Problem statement:
Beneath this sentence is a set of records; write each of them out exactly.
++++++
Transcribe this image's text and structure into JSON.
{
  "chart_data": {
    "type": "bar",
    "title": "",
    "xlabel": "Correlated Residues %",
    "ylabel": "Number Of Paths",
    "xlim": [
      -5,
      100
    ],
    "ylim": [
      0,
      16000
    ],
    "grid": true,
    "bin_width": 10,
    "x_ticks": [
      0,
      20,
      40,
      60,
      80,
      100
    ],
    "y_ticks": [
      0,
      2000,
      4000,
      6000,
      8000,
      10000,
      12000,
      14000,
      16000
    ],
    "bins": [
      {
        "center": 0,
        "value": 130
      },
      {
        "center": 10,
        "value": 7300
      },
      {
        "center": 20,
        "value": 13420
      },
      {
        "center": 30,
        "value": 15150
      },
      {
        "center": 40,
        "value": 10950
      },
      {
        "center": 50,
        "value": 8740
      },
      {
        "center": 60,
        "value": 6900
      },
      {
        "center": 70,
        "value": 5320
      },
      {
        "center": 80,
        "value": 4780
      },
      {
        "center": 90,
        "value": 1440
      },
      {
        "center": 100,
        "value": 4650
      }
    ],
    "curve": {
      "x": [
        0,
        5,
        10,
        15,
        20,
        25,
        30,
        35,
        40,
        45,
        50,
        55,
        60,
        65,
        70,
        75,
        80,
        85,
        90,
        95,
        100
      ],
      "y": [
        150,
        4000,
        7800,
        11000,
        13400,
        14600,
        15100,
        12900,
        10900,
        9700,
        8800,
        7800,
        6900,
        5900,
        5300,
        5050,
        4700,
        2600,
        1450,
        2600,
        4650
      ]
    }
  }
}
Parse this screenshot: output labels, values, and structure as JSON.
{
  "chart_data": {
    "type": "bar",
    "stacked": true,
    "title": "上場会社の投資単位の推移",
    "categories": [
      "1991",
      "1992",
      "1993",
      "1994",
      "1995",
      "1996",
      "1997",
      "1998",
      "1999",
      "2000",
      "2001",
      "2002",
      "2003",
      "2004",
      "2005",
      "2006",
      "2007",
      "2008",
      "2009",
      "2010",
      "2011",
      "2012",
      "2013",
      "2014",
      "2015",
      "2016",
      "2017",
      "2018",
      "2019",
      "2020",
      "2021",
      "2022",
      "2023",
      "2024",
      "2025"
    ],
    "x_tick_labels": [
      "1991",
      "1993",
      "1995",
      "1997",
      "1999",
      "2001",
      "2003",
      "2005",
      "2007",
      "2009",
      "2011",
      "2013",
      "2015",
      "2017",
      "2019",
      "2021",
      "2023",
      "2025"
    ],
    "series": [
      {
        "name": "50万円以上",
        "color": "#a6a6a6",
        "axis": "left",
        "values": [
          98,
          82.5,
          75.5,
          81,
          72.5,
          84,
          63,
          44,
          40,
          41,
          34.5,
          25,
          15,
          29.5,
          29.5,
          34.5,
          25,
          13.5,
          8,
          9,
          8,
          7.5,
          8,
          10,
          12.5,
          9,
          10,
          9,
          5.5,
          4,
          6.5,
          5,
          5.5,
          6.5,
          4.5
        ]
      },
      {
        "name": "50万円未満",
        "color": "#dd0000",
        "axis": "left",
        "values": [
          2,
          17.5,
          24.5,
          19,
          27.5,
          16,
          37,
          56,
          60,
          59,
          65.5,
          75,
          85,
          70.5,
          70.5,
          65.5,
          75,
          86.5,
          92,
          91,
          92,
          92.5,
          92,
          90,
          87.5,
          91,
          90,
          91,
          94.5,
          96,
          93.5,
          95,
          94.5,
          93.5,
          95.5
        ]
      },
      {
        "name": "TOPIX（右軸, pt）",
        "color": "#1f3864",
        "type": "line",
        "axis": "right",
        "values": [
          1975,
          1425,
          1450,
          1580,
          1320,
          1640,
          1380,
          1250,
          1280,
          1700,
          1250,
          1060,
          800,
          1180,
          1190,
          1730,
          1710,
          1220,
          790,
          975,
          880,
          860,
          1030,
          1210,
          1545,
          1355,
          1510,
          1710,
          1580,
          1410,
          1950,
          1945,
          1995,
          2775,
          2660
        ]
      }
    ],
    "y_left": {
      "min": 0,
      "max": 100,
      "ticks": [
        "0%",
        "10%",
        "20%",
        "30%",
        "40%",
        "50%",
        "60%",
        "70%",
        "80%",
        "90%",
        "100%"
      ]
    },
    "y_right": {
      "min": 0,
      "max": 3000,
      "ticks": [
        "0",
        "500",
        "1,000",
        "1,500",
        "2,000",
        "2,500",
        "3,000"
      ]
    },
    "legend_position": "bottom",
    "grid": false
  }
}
++++++
Finished answer:
Transcribe this image's text and structure into JSON.
{
  "chart_data": {
    "type": "bar",
    "title": "",
    "xlabel": "Correlated Residues %",
    "ylabel": "Number Of Paths",
    "xlim": [
      -5,
      100
    ],
    "ylim": [
      0,
      16000
    ],
    "grid": true,
    "bin_width": 10,
    "x_ticks": [
      0,
      20,
      40,
      60,
      80,
      100
    ],
    "y_ticks": [
      0,
      2000,
      4000,
      6000,
      8000,
      10000,
      12000,
      14000,
      16000
    ],
    "bins": [
      {
        "center": 0,
        "value": 130
      },
      {
        "center": 10,
        "value": 7300
      },
      {
        "center": 20,
        "value": 13420
      },
      {
        "center": 30,
        "value": 15150
      },
      {
        "center": 40,
        "value": 10950
      },
      {
        "center": 50,
        "value": 8740
      },
      {
        "center": 60,
        "value": 6900
      },
      {
        "center": 70,
        "value": 5320
      },
      {
        "center": 80,
        "value": 4780
      },
      {
        "center": 90,
        "value": 1440
      },
      {
        "center": 100,
        "value": 4650
      }
    ],
    "curve": {
      "x": [
        0,
        5,
        10,
        15,
        20,
        25,
        30,
        35,
        40,
        45,
        50,
        55,
        60,
        65,
        70,
        75,
        80,
        85,
        90,
        95,
        100
      ],
      "y": [
        150,
        4000,
        7800,
        11000,
        13400,
        14600,
        15100,
        12900,
        10900,
        9700,
        8800,
        7800,
        6900,
        5900,
        5300,
        5050,
        4700,
        2600,
        1450,
        2600,
        4650
      ]
    }
  }
}
Parse this screenshot: output labels, values, and structure as JSON.
{
  "chart_data": {
    "type": "bar",
    "stacked": true,
    "title": "上場会社の投資単位の推移",
    "categories": [
      "1991",
      "1992",
      "1993",
      "1994",
      "1995",
      "1996",
      "1997",
      "1998",
      "1999",
      "2000",
      "2001",
      "2002",
      "2003",
      "2004",
      "2005",
      "2006",
      "2007",
      "2008",
      "2009",
      "2010",
      "2011",
      "2012",
      "2013",
      "2014",
      "2015",
      "2016",
      "2017",
      "2018",
      "2019",
      "2020",
      "2021",
      "2022",
      "2023",
      "2024",
      "2025"
    ],
    "x_tick_labels": [
      "1991",
      "1993",
      "1995",
      "1997",
      "1999",
      "2001",
      "2003",
      "2005",
      "2007",
      "2009",
      "2011",
      "2013",
      "2015",
      "2017",
      "2019",
      "2021",
      "2023",
      "2025"
    ],
    "series": [
      {
        "name": "50万円以上",
        "color": "#a6a6a6",
        "axis": "left",
        "values": [
          98,
          82.5,
          75.5,
          81,
          72.5,
          84,
          63,
          44,
          40,
          41,
          34.5,
          25,
          15,
          29.5,
          29.5,
          34.5,
          25,
          13.5,
          8,
          9,
          8,
          7.5,
          8,
          10,
          12.5,
          9,
          10,
          9,
          5.5,
          4,
          6.5,
          5,
          5.5,
          6.5,
          4.5
        ]
      },
      {
        "name": "50万円未満",
        "color": "#dd0000",
        "axis": "left",
        "values": [
          2,
          17.5,
          24.5,
          19,
          27.5,
          16,
          37,
          56,
          60,
          59,
          65.5,
          75,
          85,
          70.5,
          70.5,
          65.5,
          75,
          86.5,
          92,
          91,
          92,
          92.5,
          92,
          90,
          87.5,
          91,
          90,
          91,
          94.5,
          96,
          93.5,
          95,
          94.5,
          93.5,
          95.5
        ]
      },
      {
        "name": "TOPIX（右軸, pt）",
        "color": "#1f3864",
        "type": "line",
        "axis": "right",
        "values": [
          1975,
          1425,
          1450,
          1580,
          1320,
          1640,
          1380,
          1250,
          1280,
          1700,
          1250,
          1060,
          800,
          1180,
          1190,
          1730,
          1710,
          1220,
          790,
          975,
          880,
          860,
          1030,
          1210,
          1545,
          1355,
          1510,
          1710,
          1580,
          1410,
          1950,
          1945,
          1995,
          2775,
          2660
        ]
      }
    ],
    "y_left": {
      "min": 0,
      "max": 100,
      "ticks": [
        "0%",
        "10%",
        "20%",
        "30%",
        "40%",
        "50%",
        "60%",
        "70%",
        "80%",
        "90%",
        "100%"
      ]
    },
    "y_right": {
      "min": 0,
      "max": 3000,
      "ticks": [
        "0",
        "500",
        "1,000",
        "1,500",
        "2,000",
        "2,500",
        "3,000"
      ]
    },
    "legend_position": "bottom",
    "grid": false
  }
}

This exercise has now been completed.